Problem: In the records below, pick out all lines containing the word "emoji".

--- Start of Task data ---

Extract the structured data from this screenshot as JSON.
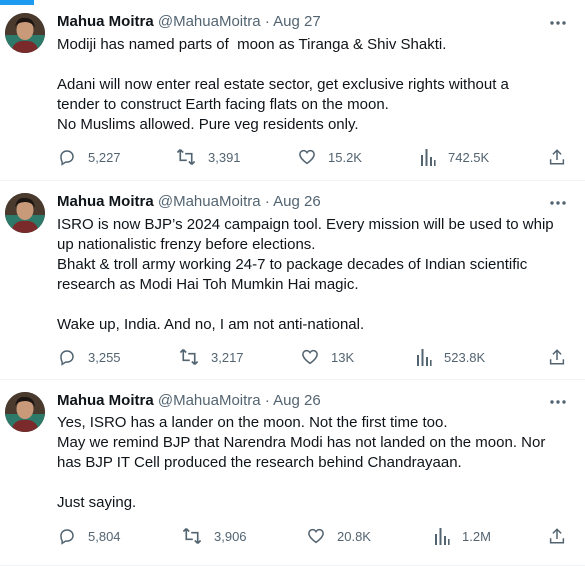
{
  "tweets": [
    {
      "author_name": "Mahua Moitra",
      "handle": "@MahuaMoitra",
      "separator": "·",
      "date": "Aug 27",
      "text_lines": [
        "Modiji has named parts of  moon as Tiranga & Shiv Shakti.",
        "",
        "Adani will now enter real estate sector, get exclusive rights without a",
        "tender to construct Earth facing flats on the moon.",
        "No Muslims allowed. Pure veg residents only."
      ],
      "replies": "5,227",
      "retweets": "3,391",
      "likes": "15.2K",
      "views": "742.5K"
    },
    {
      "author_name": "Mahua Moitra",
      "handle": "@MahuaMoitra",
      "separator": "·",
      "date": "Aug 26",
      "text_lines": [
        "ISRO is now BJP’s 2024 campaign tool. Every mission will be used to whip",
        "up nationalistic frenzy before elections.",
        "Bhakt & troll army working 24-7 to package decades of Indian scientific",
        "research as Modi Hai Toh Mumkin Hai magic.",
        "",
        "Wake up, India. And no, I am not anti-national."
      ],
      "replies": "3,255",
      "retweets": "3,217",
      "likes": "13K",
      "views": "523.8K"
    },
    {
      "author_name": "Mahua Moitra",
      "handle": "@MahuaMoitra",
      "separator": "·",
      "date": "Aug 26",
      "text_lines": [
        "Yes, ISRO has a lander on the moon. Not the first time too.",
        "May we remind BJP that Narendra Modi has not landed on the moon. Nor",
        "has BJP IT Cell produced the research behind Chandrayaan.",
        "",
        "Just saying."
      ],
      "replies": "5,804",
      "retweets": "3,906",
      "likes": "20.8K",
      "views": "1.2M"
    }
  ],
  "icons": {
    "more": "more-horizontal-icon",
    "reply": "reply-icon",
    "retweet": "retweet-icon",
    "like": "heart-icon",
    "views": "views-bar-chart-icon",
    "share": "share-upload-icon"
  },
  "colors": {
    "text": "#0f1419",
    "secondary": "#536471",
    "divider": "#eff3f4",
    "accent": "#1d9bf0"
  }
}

--- End of Task data ---
--- Start of Task data ---

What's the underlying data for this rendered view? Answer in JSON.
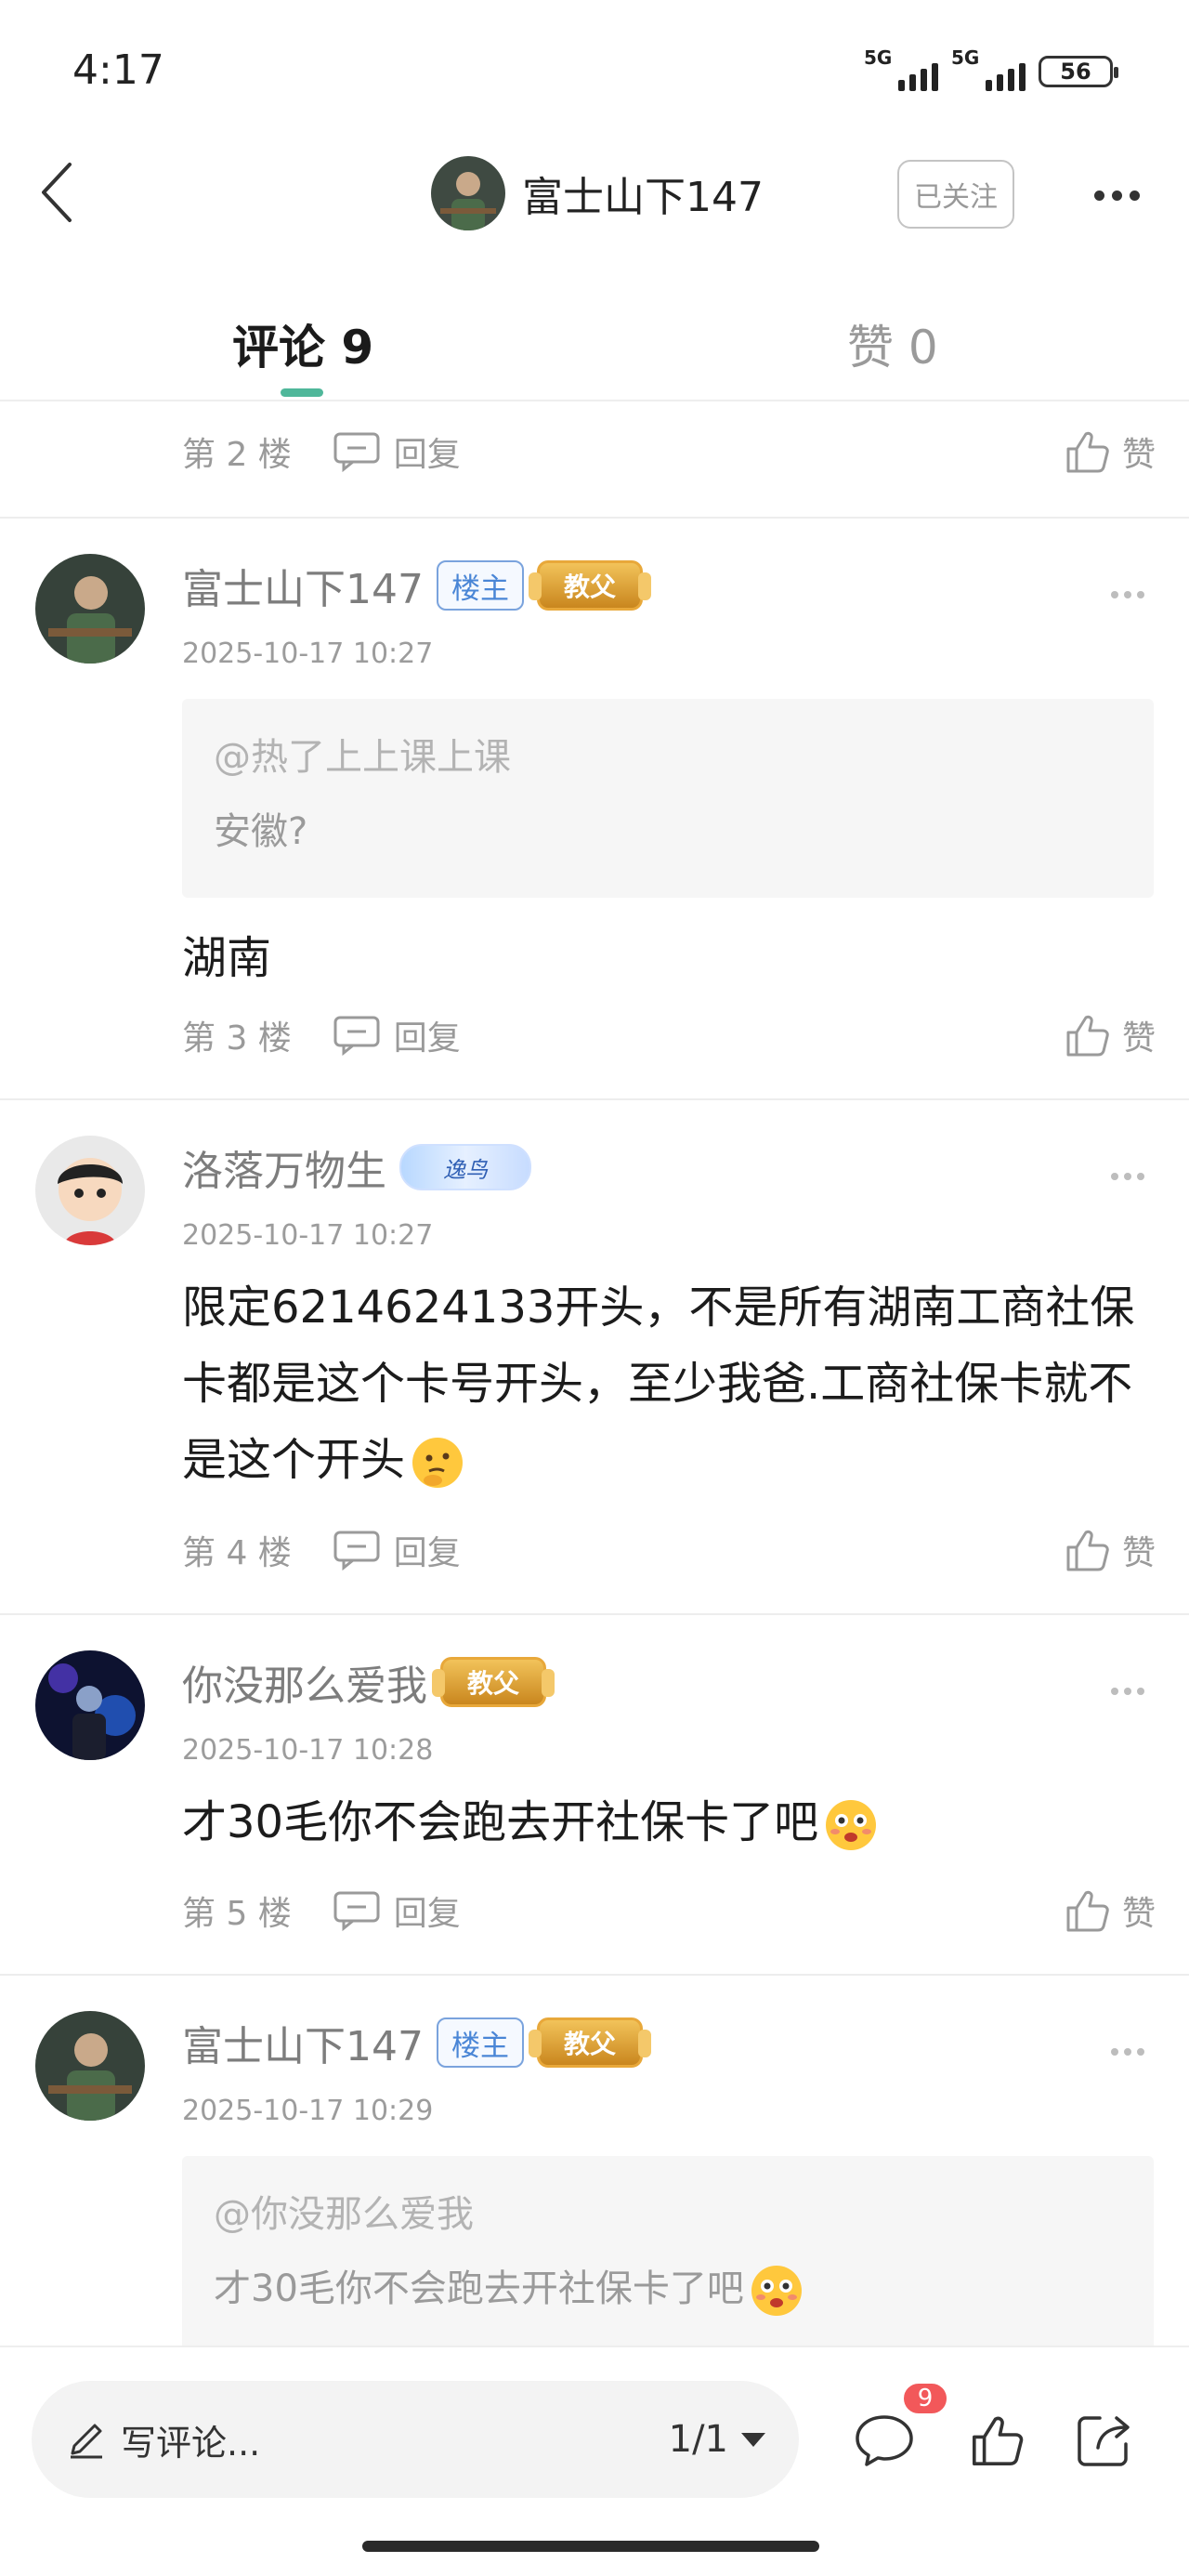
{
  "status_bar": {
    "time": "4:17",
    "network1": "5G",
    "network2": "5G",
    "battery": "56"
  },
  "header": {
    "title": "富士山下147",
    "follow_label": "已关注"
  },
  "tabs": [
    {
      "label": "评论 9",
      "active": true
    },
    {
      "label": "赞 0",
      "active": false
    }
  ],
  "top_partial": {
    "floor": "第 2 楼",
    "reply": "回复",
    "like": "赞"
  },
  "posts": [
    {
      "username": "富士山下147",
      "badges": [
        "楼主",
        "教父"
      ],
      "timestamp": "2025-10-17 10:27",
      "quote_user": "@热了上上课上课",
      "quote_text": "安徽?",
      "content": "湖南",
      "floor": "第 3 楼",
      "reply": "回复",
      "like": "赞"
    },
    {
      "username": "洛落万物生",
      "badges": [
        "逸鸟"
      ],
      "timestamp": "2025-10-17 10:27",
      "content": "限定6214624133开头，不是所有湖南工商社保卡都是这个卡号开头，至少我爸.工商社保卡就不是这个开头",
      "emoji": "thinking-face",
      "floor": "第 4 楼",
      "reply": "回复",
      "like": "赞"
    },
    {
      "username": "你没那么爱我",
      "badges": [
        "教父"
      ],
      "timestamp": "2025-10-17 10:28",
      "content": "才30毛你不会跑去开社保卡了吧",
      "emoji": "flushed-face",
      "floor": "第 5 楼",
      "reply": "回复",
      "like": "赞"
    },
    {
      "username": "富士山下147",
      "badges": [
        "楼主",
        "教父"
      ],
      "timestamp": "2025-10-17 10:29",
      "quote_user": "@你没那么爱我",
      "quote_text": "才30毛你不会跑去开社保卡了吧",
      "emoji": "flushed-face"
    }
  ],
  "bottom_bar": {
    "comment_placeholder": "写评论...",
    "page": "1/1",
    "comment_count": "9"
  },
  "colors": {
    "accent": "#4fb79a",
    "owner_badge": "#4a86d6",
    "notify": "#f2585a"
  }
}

--- End of Task data ---

Solution:
      "emoji": "thinking-face",
      "emoji": "flushed-face",
      "emoji": "flushed-face"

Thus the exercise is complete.